Exercise instructions: Where the word "find" occurs in a line, return that line.

Rows:

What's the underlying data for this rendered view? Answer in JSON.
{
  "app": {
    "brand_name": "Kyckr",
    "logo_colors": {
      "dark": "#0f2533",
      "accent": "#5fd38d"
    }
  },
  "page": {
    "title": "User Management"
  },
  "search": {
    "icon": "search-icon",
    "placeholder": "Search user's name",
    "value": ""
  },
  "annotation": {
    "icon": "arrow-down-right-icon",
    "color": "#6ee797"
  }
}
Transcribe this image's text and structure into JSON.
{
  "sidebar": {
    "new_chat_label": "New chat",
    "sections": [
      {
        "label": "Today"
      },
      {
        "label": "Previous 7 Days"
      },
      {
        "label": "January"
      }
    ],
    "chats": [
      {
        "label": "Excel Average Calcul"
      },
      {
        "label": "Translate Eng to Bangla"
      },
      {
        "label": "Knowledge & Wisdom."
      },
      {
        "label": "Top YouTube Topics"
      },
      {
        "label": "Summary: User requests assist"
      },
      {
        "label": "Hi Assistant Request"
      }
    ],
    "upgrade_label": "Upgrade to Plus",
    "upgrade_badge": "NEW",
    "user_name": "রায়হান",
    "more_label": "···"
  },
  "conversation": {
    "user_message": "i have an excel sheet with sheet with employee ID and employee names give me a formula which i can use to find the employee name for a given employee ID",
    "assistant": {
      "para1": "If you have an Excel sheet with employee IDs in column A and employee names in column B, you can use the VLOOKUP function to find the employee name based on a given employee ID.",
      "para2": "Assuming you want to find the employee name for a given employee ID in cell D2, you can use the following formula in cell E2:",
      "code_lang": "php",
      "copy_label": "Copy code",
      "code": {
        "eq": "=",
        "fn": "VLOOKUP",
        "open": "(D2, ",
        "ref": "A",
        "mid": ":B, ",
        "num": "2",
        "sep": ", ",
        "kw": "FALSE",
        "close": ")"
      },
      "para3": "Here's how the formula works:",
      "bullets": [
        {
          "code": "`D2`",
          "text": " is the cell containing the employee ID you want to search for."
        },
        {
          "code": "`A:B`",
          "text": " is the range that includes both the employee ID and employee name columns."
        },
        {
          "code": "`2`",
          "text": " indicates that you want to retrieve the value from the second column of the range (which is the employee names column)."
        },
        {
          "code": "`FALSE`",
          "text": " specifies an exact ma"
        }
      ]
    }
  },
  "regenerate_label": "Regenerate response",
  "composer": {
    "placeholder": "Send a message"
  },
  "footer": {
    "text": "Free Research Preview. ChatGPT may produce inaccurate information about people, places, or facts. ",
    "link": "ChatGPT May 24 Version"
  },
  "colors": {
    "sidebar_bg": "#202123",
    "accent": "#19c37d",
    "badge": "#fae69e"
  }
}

Response:
    "user_message": "i have an excel sheet with sheet with employee ID and employee names give me a formula which i can use to find the employee name for a given employee ID",
      "para1": "If you have an Excel sheet with employee IDs in column A and employee names in column B, you can use the VLOOKUP function to find the employee name based on a given employee ID.",
      "para2": "Assuming you want to find the employee name for a given employee ID in cell D2, you can use the following formula in cell E2:",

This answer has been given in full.